What is required:
Transcribe each record exactly. Include every one.

>> begin

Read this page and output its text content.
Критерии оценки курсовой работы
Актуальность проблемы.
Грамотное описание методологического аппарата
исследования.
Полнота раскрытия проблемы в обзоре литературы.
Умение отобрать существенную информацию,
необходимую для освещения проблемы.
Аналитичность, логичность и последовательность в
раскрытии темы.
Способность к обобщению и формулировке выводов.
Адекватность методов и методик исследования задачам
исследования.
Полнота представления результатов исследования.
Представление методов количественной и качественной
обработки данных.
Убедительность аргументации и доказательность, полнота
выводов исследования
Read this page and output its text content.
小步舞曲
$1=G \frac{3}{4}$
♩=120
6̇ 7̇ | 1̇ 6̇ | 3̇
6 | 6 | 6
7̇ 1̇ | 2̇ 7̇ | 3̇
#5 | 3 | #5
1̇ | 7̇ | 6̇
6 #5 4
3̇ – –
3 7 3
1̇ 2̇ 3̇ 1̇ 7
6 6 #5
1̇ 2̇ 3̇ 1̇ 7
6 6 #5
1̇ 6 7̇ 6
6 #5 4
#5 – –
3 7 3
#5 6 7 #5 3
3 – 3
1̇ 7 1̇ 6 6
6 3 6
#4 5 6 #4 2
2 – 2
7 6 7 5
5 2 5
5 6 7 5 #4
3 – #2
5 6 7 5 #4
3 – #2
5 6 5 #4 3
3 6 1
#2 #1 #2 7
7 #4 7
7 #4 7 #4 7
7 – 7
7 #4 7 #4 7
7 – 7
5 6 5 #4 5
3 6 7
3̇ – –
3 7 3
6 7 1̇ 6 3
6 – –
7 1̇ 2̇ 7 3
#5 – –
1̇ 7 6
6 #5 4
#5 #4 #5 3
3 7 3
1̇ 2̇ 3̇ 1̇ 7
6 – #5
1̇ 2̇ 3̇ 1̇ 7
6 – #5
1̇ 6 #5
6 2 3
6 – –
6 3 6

>> end

Problem solution:
Read this page and output its text content.
Критерии оценки курсовой работы
Актуальность проблемы.
Грамотное описание методологического аппарата
исследования.
Полнота раскрытия проблемы в обзоре литературы.
Умение отобрать существенную информацию,
необходимую для освещения проблемы.
Аналитичность, логичность и последовательность в
раскрытии темы.
Способность к обобщению и формулировке выводов.
Адекватность методов и методик исследования задачам
исследования.
Полнота представления результатов исследования.
Представление методов количественной и качественной
обработки данных.
Убедительность аргументации и доказательность, полнота
выводов исследования
Read this page and output its text content.
小步舞曲
$1=G \frac{3}{4}$
♩=120
6̇ 7̇ | 1̇ 6̇ | 3̇
6 | 6 | 6
7̇ 1̇ | 2̇ 7̇ | 3̇
#5 | 3 | #5
1̇ | 7̇ | 6̇
6 #5 4
3̇ – –
3 7 3
1̇ 2̇ 3̇ 1̇ 7
6 6 #5
1̇ 2̇ 3̇ 1̇ 7
6 6 #5
1̇ 6 7̇ 6
6 #5 4
#5 – –
3 7 3
#5 6 7 #5 3
3 – 3
1̇ 7 1̇ 6 6
6 3 6
#4 5 6 #4 2
2 – 2
7 6 7 5
5 2 5
5 6 7 5 #4
3 – #2
5 6 7 5 #4
3 – #2
5 6 5 #4 3
3 6 1
#2 #1 #2 7
7 #4 7
7 #4 7 #4 7
7 – 7
7 #4 7 #4 7
7 – 7
5 6 5 #4 5
3 6 7
3̇ – –
3 7 3
6 7 1̇ 6 3
6 – –
7 1̇ 2̇ 7 3
#5 – –
1̇ 7 6
6 #5 4
#5 #4 #5 3
3 7 3
1̇ 2̇ 3̇ 1̇ 7
6 – #5
1̇ 2̇ 3̇ 1̇ 7
6 – #5
1̇ 6 #5
6 2 3
6 – –
6 3 6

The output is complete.